*AIM OF THE TASK*. Repeat each entry word for word. Leave any images out of the copy.

*SUPPLIED ENTRIES*.
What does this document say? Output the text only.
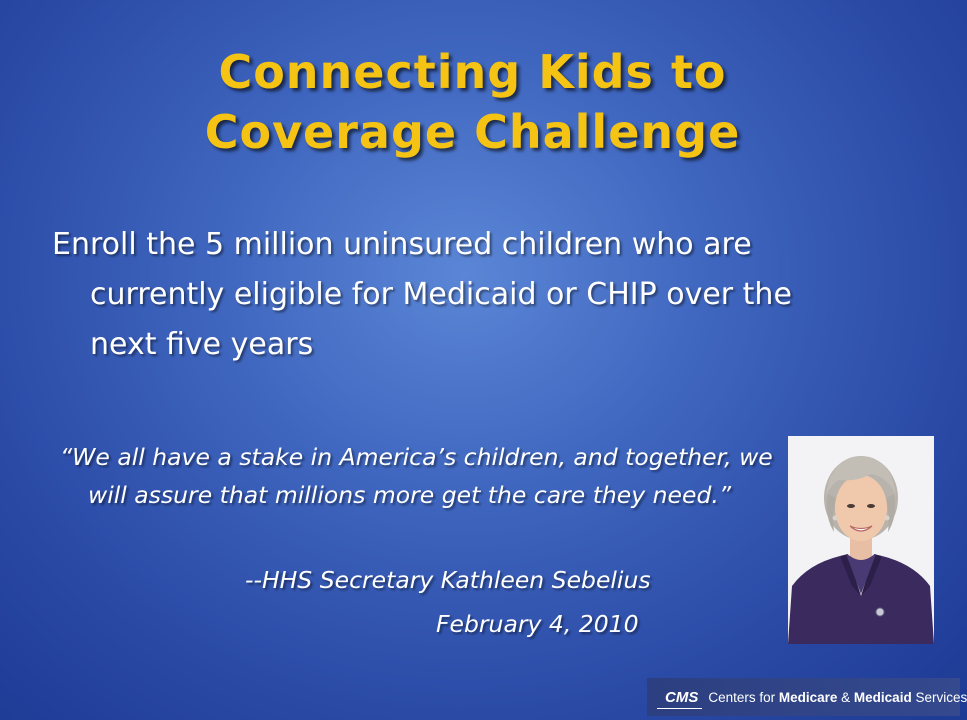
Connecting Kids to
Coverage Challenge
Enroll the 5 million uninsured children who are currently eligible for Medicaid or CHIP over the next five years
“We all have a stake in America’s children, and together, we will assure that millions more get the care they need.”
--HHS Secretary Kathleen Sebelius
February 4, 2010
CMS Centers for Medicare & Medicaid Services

*SOLUTION FOR THIS TASK*.
What does this document say? Output the text only.
Connecting Kids to
Coverage Challenge
Enroll the 5 million uninsured children who are currently eligible for Medicaid or CHIP over the next five years
“We all have a stake in America’s children, and together, we will assure that millions more get the care they need.”
--HHS Secretary Kathleen Sebelius
February 4, 2010
CMS Centers for Medicare & Medicaid Services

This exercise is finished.